» TASK INSTRUCTIONS:
Among the lines listed below, count those that include the string "content", and state only the count.

» TASK DATA:
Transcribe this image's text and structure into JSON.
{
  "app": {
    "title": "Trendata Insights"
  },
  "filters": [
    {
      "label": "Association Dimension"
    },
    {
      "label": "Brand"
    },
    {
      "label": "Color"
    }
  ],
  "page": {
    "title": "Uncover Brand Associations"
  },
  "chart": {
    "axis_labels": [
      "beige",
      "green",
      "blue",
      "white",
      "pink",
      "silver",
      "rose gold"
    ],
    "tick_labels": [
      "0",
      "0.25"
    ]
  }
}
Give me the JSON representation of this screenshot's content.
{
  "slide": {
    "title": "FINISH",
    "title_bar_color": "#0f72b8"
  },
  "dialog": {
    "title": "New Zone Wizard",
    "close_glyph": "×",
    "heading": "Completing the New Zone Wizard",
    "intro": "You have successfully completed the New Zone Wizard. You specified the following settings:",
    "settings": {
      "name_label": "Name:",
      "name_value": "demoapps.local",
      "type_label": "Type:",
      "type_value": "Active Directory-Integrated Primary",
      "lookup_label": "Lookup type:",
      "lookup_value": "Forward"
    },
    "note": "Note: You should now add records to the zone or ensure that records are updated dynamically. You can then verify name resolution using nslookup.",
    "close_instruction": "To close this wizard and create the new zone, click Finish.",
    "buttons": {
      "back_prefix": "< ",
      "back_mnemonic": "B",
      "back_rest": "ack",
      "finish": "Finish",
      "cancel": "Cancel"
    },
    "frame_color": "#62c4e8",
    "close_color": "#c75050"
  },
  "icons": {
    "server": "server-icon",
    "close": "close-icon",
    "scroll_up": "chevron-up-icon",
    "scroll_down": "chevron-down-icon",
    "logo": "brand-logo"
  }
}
==
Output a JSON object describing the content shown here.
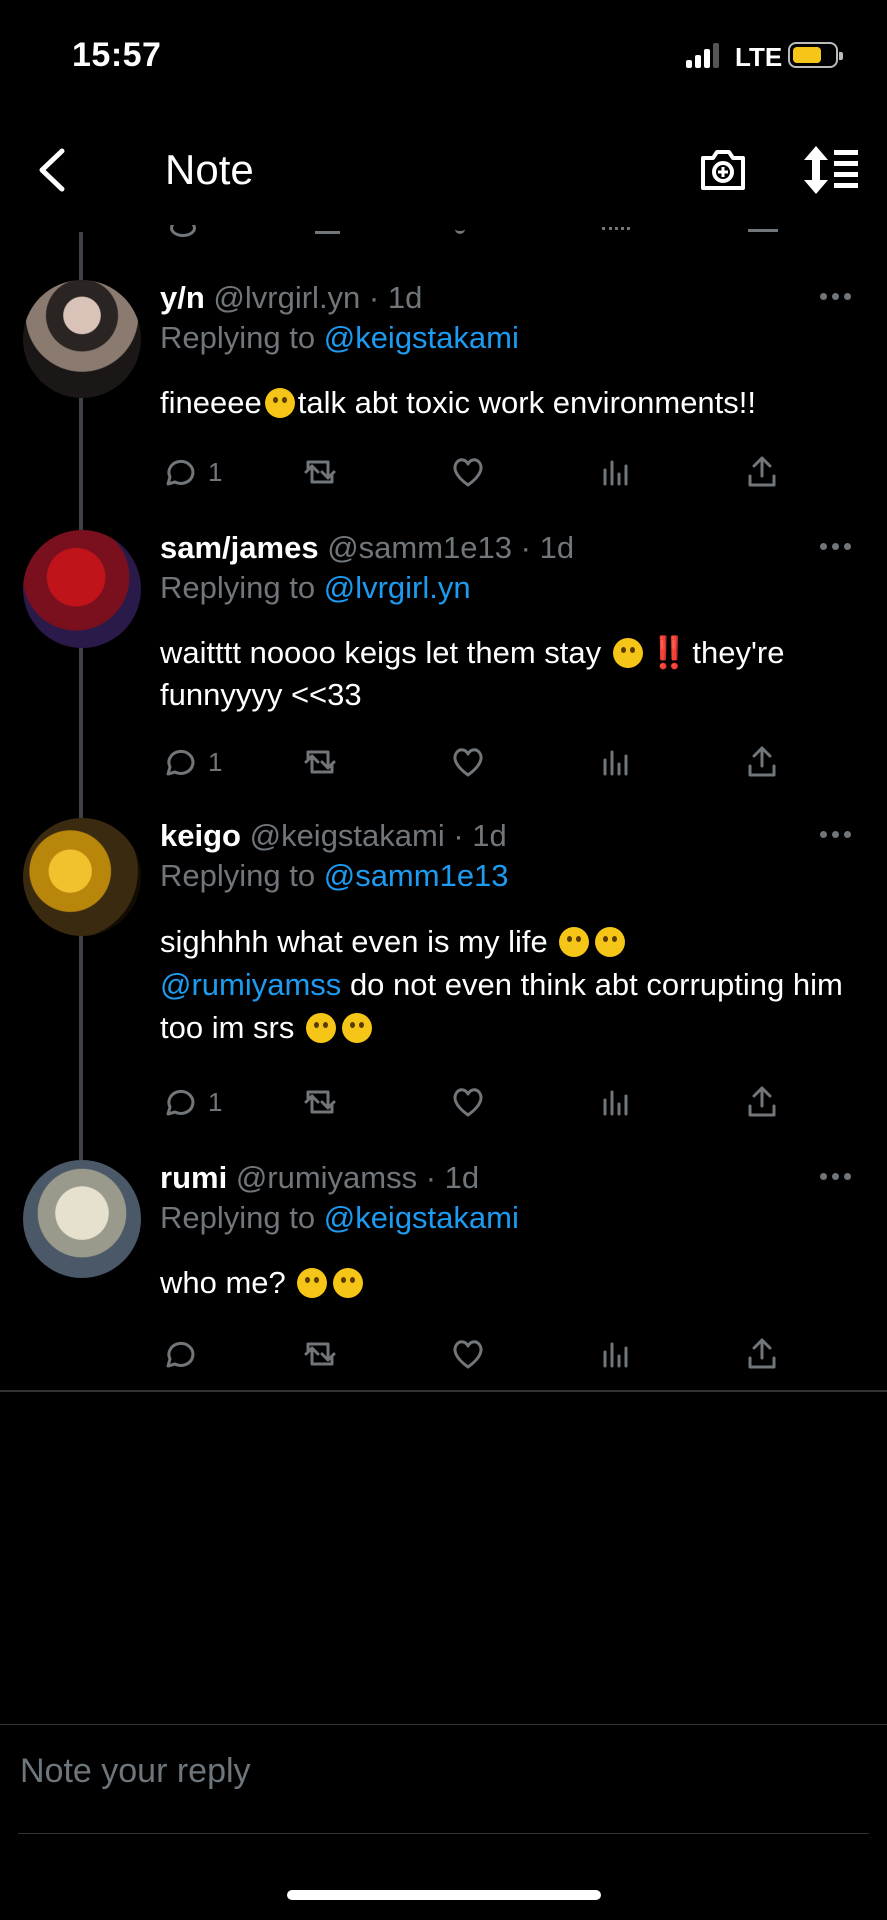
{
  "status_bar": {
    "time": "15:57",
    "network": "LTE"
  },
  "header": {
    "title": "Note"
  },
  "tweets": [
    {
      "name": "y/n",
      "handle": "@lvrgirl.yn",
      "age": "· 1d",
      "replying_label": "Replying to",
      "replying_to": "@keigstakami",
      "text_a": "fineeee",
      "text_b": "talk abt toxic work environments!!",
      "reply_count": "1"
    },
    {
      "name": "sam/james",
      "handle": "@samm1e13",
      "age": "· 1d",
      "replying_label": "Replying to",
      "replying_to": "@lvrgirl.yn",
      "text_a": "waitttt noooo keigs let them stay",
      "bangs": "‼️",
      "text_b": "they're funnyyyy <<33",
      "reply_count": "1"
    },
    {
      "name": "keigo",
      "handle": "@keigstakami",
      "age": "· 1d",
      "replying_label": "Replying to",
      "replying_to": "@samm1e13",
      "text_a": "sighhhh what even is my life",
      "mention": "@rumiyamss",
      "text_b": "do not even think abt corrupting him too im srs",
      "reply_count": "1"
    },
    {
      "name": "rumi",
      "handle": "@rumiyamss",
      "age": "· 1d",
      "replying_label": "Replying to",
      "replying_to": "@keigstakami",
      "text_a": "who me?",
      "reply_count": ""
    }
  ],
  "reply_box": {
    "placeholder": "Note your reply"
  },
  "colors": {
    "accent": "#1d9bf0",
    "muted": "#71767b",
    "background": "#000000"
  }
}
* * *
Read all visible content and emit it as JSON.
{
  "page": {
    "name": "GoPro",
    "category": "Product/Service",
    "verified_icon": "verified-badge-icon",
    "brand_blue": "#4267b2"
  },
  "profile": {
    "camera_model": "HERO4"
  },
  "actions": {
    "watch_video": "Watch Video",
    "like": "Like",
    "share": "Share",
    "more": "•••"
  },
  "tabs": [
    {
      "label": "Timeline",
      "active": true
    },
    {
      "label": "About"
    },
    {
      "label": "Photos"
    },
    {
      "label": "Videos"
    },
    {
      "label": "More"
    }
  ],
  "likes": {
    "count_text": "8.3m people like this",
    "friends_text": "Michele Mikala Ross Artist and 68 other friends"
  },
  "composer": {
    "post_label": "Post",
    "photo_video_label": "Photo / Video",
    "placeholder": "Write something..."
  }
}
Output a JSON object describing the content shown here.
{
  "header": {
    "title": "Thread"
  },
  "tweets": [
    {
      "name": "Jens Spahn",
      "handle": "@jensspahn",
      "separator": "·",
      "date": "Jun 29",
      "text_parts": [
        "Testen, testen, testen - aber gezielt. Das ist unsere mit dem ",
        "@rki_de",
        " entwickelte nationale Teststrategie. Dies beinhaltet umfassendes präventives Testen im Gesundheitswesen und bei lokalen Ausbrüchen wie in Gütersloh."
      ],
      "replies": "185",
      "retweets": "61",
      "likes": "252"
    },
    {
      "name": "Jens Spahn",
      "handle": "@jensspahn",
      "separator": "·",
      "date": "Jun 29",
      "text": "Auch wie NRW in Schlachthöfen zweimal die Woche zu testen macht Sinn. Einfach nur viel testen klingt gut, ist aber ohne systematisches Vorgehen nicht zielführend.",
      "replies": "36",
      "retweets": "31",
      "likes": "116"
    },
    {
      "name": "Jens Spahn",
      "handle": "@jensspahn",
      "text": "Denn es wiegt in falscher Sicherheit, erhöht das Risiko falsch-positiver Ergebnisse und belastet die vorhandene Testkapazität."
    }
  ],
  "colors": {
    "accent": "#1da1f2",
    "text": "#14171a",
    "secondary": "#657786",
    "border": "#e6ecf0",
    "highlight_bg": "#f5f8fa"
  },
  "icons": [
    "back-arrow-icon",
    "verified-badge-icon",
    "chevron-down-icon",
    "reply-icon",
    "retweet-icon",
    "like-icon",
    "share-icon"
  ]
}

» THE COMPLETED TASK:
4